*AIM*
Copy all lines of the listing that include the string "Model".

*Structured figure records*
§
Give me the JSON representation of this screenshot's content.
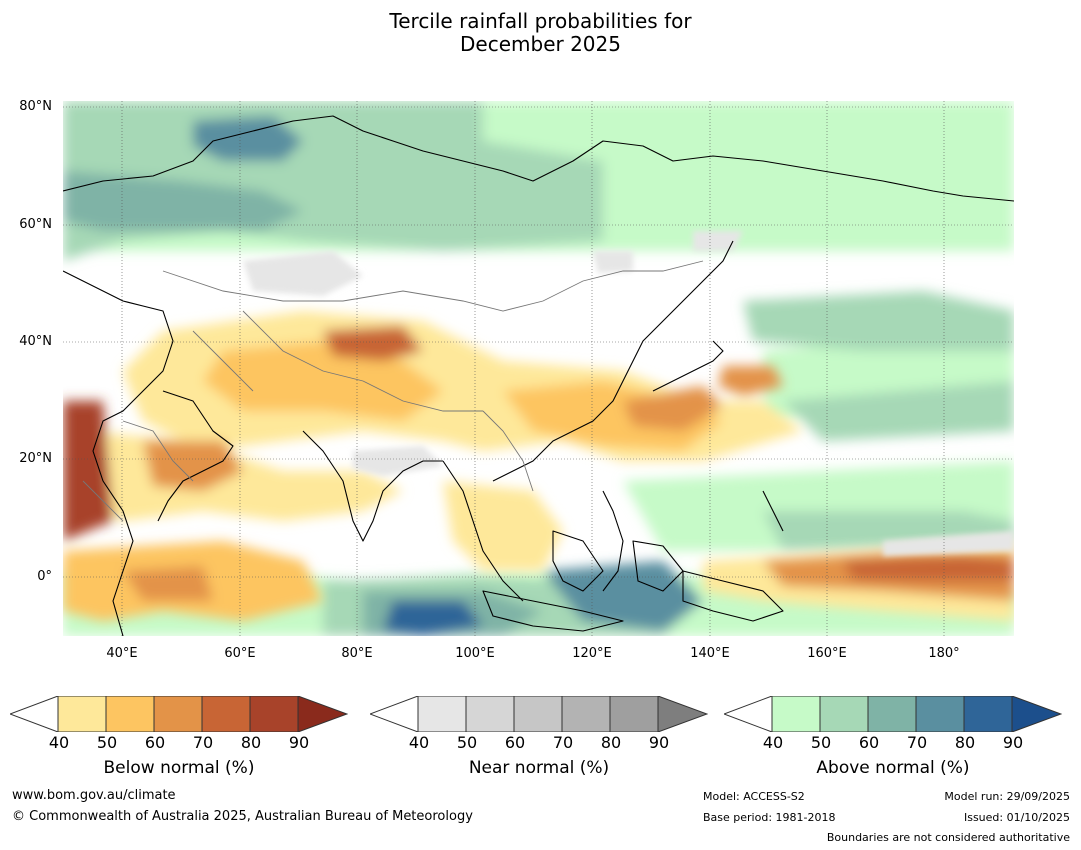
{
  "title": {
    "line1": "Tercile rainfall probabilities for",
    "line2": "December 2025"
  },
  "map": {
    "lat_labels": [
      "80°N",
      "60°N",
      "40°N",
      "20°N",
      "0°"
    ],
    "lon_labels": [
      "40°E",
      "60°E",
      "80°E",
      "100°E",
      "120°E",
      "140°E",
      "160°E",
      "180°"
    ],
    "lat_range": [
      -10,
      81
    ],
    "lon_range": [
      30,
      192
    ],
    "gridlines": true
  },
  "colorbars": [
    {
      "title": "Below normal (%)",
      "ticks": [
        "40",
        "50",
        "60",
        "70",
        "80",
        "90"
      ],
      "colors": [
        "#ffffff",
        "#fee89a",
        "#fdc561",
        "#e39348",
        "#c86535",
        "#a8432a",
        "#8a2a1c"
      ]
    },
    {
      "title": "Near normal (%)",
      "ticks": [
        "40",
        "50",
        "60",
        "70",
        "80",
        "90"
      ],
      "colors": [
        "#ffffff",
        "#e6e6e6",
        "#d6d6d6",
        "#c6c6c6",
        "#b3b3b3",
        "#9f9f9f",
        "#7e7e7e"
      ]
    },
    {
      "title": "Above normal (%)",
      "ticks": [
        "40",
        "50",
        "60",
        "70",
        "80",
        "90"
      ],
      "colors": [
        "#ffffff",
        "#c6fac8",
        "#a6d8b6",
        "#7fb3a6",
        "#5a8fa0",
        "#2f6598",
        "#1c4f8c"
      ]
    }
  ],
  "footer": {
    "website": "www.bom.gov.au/climate",
    "copyright": "© Commonwealth of Australia 2025, Australian Bureau of Meteorology",
    "model": "Model: ACCESS-S2",
    "base_period": "Base period: 1981-2018",
    "model_run": "Model run: 29/09/2025",
    "issued": "Issued: 01/10/2025",
    "disclaimer": "Boundaries are not considered authoritative"
  }
}
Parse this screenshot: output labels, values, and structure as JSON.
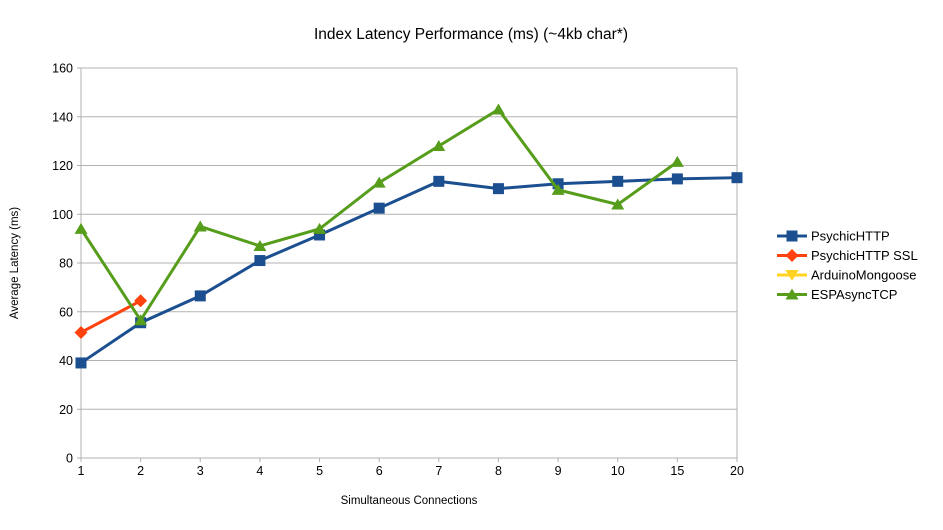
{
  "chart_data": {
    "type": "line",
    "title": "Index Latency Performance (ms) (~4kb char*)",
    "xlabel": "Simultaneous Connections",
    "ylabel": "Average Latency (ms)",
    "categories": [
      "1",
      "2",
      "3",
      "4",
      "5",
      "6",
      "7",
      "8",
      "9",
      "10",
      "15",
      "20"
    ],
    "ylim": [
      0,
      160
    ],
    "ytick_step": 20,
    "yticks": [
      "0",
      "20",
      "40",
      "60",
      "80",
      "100",
      "120",
      "140",
      "160"
    ],
    "grid": true,
    "legend_position": "right",
    "axis_color": "#b0b0b0",
    "grid_color": "#b3b3b3",
    "series": [
      {
        "name": "PsychicHTTP",
        "color": "#1b4f8f",
        "marker": "square",
        "values": [
          39,
          55.5,
          66.5,
          81,
          91.5,
          102.5,
          113.5,
          110.5,
          112.5,
          113.5,
          114.5,
          115
        ]
      },
      {
        "name": "PsychicHTTP SSL",
        "color": "#ff420e",
        "marker": "diamond",
        "values": [
          51.5,
          64.5,
          null,
          null,
          null,
          null,
          null,
          null,
          null,
          null,
          null,
          null
        ]
      },
      {
        "name": "ArduinoMongoose",
        "color": "#ffd320",
        "marker": "triangle-down",
        "values": [
          null,
          null,
          null,
          null,
          null,
          null,
          null,
          null,
          null,
          null,
          null,
          null
        ]
      },
      {
        "name": "ESPAsyncTCP",
        "color": "#579d1c",
        "marker": "triangle-up",
        "values": [
          94,
          56.5,
          95,
          87,
          94,
          113,
          128,
          143,
          110,
          104,
          121.5,
          null
        ]
      }
    ]
  }
}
§
*ANSWER IN FULL*
    "model": "Model: ACCESS-S2",
    "model_run": "Model run: 29/09/2025",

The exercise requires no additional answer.